EXERCISE INSTRUCTIONS — Retype the full set of records. Keep every character identical.
╭─ MATERIAL SUPPLIED
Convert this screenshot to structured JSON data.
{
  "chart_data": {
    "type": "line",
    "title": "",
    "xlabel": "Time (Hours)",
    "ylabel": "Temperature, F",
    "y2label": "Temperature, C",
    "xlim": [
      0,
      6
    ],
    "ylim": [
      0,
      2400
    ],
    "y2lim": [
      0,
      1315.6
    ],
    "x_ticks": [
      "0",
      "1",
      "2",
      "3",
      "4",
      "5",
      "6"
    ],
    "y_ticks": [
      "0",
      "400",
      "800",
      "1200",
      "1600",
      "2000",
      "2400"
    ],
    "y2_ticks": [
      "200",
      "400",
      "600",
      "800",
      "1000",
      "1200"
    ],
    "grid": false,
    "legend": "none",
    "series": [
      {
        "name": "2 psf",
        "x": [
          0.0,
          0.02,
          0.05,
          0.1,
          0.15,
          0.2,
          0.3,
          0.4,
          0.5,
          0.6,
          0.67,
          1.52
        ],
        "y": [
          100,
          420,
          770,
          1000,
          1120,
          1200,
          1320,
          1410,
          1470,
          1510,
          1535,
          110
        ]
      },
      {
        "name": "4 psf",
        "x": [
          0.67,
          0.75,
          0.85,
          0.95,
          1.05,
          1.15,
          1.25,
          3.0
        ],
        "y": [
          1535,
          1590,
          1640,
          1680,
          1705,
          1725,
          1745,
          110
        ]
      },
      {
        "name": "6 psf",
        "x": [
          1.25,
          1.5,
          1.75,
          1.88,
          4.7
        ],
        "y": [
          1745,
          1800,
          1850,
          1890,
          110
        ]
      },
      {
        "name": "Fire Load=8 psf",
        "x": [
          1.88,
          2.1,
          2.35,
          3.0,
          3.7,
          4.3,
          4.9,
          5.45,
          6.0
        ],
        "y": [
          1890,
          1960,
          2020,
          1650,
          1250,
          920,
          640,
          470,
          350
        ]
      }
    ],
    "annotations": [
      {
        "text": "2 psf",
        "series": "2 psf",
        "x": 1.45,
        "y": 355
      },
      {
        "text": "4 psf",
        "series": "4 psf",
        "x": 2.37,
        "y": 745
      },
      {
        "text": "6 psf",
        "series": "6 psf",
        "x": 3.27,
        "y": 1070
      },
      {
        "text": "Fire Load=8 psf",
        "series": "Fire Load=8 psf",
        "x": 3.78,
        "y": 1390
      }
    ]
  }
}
╰─
SOLUTION TO THIS PROBLEM —
Convert this screenshot to structured JSON data.
{
  "chart_data": {
    "type": "line",
    "title": "",
    "xlabel": "Time (Hours)",
    "ylabel": "Temperature, F",
    "y2label": "Temperature, C",
    "xlim": [
      0,
      6
    ],
    "ylim": [
      0,
      2400
    ],
    "y2lim": [
      0,
      1315.6
    ],
    "x_ticks": [
      "0",
      "1",
      "2",
      "3",
      "4",
      "5",
      "6"
    ],
    "y_ticks": [
      "0",
      "400",
      "800",
      "1200",
      "1600",
      "2000",
      "2400"
    ],
    "y2_ticks": [
      "200",
      "400",
      "600",
      "800",
      "1000",
      "1200"
    ],
    "grid": false,
    "legend": "none",
    "series": [
      {
        "name": "2 psf",
        "x": [
          0.0,
          0.02,
          0.05,
          0.1,
          0.15,
          0.2,
          0.3,
          0.4,
          0.5,
          0.6,
          0.67,
          1.52
        ],
        "y": [
          100,
          420,
          770,
          1000,
          1120,
          1200,
          1320,
          1410,
          1470,
          1510,
          1535,
          110
        ]
      },
      {
        "name": "4 psf",
        "x": [
          0.67,
          0.75,
          0.85,
          0.95,
          1.05,
          1.15,
          1.25,
          3.0
        ],
        "y": [
          1535,
          1590,
          1640,
          1680,
          1705,
          1725,
          1745,
          110
        ]
      },
      {
        "name": "6 psf",
        "x": [
          1.25,
          1.5,
          1.75,
          1.88,
          4.7
        ],
        "y": [
          1745,
          1800,
          1850,
          1890,
          110
        ]
      },
      {
        "name": "Fire Load=8 psf",
        "x": [
          1.88,
          2.1,
          2.35,
          3.0,
          3.7,
          4.3,
          4.9,
          5.45,
          6.0
        ],
        "y": [
          1890,
          1960,
          2020,
          1650,
          1250,
          920,
          640,
          470,
          350
        ]
      }
    ],
    "annotations": [
      {
        "text": "2 psf",
        "series": "2 psf",
        "x": 1.45,
        "y": 355
      },
      {
        "text": "4 psf",
        "series": "4 psf",
        "x": 2.37,
        "y": 745
      },
      {
        "text": "6 psf",
        "series": "6 psf",
        "x": 3.27,
        "y": 1070
      },
      {
        "text": "Fire Load=8 psf",
        "series": "Fire Load=8 psf",
        "x": 3.78,
        "y": 1390
      }
    ]
  }
}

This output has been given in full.